# WHAT IS BEING ASKED:
Scan the data for lines with "Names" and report the count by itself.

# SUPPLIED MATERIAL:
-------
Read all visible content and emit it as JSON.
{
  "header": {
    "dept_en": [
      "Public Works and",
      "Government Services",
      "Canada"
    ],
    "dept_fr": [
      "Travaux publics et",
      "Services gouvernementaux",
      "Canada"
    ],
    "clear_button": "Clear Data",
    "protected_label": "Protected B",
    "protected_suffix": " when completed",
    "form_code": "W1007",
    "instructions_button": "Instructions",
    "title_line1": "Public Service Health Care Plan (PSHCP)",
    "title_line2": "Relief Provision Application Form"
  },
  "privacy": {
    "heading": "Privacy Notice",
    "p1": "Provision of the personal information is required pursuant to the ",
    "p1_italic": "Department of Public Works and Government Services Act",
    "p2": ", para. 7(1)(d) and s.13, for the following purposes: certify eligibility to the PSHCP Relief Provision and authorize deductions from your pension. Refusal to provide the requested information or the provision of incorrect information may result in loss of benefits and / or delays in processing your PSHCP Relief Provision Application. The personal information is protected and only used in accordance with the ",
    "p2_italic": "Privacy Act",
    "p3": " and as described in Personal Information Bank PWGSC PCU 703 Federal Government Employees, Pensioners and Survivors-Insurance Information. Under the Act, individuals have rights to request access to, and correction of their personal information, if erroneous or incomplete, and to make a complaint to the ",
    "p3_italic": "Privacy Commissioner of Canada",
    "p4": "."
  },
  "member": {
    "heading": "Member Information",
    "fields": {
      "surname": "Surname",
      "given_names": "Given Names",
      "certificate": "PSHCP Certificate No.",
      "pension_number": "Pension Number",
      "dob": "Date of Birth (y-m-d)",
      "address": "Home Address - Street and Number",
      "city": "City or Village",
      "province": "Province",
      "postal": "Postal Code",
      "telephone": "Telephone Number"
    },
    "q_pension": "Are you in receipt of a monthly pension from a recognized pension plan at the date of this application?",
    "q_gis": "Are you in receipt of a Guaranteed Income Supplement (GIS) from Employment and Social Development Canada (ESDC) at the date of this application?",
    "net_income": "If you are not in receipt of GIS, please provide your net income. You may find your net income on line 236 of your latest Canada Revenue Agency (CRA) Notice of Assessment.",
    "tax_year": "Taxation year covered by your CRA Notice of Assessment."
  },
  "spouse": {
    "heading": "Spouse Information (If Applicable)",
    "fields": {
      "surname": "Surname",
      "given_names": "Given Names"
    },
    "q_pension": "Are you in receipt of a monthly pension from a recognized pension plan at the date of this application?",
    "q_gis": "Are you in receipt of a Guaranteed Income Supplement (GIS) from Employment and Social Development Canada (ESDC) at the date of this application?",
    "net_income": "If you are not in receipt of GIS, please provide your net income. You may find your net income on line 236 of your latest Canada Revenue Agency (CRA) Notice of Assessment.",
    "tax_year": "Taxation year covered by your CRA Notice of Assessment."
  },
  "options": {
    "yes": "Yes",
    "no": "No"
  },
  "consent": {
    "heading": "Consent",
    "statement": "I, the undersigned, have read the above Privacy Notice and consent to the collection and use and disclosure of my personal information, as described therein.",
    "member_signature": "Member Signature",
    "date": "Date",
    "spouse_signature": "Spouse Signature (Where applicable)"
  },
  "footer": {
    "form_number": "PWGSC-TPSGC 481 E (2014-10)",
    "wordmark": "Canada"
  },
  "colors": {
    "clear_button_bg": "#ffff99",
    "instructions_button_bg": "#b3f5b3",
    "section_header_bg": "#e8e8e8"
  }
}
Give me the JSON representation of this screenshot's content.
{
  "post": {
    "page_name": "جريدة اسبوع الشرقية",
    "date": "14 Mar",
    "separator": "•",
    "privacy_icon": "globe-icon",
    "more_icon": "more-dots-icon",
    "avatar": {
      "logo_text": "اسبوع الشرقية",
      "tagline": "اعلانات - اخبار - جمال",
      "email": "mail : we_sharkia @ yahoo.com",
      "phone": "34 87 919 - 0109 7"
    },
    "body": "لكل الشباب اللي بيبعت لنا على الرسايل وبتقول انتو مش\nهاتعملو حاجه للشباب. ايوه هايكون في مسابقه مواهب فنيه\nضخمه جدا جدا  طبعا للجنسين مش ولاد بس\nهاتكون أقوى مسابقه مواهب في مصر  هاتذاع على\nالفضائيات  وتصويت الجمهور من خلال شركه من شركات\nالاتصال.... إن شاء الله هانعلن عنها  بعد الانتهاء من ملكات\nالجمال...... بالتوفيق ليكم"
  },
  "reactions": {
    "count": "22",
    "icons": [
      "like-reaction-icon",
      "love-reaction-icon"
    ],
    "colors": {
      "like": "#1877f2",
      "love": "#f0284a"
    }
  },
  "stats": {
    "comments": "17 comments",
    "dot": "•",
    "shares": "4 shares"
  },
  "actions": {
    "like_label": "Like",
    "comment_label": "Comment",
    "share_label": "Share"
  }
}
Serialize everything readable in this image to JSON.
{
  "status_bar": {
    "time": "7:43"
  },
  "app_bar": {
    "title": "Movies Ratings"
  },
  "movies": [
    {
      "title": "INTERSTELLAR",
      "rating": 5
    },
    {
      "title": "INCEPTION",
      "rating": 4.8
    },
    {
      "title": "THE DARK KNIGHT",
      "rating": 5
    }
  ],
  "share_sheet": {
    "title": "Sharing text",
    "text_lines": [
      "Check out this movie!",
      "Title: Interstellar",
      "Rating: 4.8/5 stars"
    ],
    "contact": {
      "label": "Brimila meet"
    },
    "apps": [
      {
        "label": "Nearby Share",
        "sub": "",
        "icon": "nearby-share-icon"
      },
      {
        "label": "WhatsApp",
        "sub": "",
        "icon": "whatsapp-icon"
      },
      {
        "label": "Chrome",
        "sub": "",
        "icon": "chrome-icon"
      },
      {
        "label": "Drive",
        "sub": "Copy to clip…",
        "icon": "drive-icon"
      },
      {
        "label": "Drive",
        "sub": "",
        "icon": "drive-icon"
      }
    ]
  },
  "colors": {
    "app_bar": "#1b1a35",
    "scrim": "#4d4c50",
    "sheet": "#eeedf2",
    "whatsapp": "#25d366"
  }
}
-------
# RESPONSE TO THE TASK:
2